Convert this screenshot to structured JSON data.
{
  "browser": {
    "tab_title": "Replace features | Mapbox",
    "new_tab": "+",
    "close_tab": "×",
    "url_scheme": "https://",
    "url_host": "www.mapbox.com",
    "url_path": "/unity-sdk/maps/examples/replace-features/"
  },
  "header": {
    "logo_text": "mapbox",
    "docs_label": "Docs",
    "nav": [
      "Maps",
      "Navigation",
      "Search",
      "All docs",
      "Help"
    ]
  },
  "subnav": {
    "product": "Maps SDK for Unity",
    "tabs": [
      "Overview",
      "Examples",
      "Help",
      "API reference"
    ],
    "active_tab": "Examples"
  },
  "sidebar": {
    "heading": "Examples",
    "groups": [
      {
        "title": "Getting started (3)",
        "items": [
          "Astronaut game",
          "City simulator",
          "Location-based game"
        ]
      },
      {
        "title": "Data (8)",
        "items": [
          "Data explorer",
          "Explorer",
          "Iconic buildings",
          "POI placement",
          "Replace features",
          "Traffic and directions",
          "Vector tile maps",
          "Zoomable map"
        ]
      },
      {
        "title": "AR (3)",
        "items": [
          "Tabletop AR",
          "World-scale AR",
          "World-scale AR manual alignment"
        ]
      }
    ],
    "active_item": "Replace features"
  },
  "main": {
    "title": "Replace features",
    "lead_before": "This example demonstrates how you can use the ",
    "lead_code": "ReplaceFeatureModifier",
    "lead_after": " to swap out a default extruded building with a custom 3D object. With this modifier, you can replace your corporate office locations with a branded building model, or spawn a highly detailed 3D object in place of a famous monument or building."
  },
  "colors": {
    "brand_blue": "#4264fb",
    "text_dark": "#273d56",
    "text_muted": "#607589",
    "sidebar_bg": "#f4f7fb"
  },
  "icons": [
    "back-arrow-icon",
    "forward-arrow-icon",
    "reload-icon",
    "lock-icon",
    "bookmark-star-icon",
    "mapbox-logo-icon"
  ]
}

> Stated goal:
Copy out all of the records above with nothing altered.

> Output for this task:
Convert this screenshot to structured JSON data.
{
  "browser": {
    "tab_title": "Replace features | Mapbox",
    "new_tab": "+",
    "close_tab": "×",
    "url_scheme": "https://",
    "url_host": "www.mapbox.com",
    "url_path": "/unity-sdk/maps/examples/replace-features/"
  },
  "header": {
    "logo_text": "mapbox",
    "docs_label": "Docs",
    "nav": [
      "Maps",
      "Navigation",
      "Search",
      "All docs",
      "Help"
    ]
  },
  "subnav": {
    "product": "Maps SDK for Unity",
    "tabs": [
      "Overview",
      "Examples",
      "Help",
      "API reference"
    ],
    "active_tab": "Examples"
  },
  "sidebar": {
    "heading": "Examples",
    "groups": [
      {
        "title": "Getting started (3)",
        "items": [
          "Astronaut game",
          "City simulator",
          "Location-based game"
        ]
      },
      {
        "title": "Data (8)",
        "items": [
          "Data explorer",
          "Explorer",
          "Iconic buildings",
          "POI placement",
          "Replace features",
          "Traffic and directions",
          "Vector tile maps",
          "Zoomable map"
        ]
      },
      {
        "title": "AR (3)",
        "items": [
          "Tabletop AR",
          "World-scale AR",
          "World-scale AR manual alignment"
        ]
      }
    ],
    "active_item": "Replace features"
  },
  "main": {
    "title": "Replace features",
    "lead_before": "This example demonstrates how you can use the ",
    "lead_code": "ReplaceFeatureModifier",
    "lead_after": " to swap out a default extruded building with a custom 3D object. With this modifier, you can replace your corporate office locations with a branded building model, or spawn a highly detailed 3D object in place of a famous monument or building."
  },
  "colors": {
    "brand_blue": "#4264fb",
    "text_dark": "#273d56",
    "text_muted": "#607589",
    "sidebar_bg": "#f4f7fb"
  },
  "icons": [
    "back-arrow-icon",
    "forward-arrow-icon",
    "reload-icon",
    "lock-icon",
    "bookmark-star-icon",
    "mapbox-logo-icon"
  ]
}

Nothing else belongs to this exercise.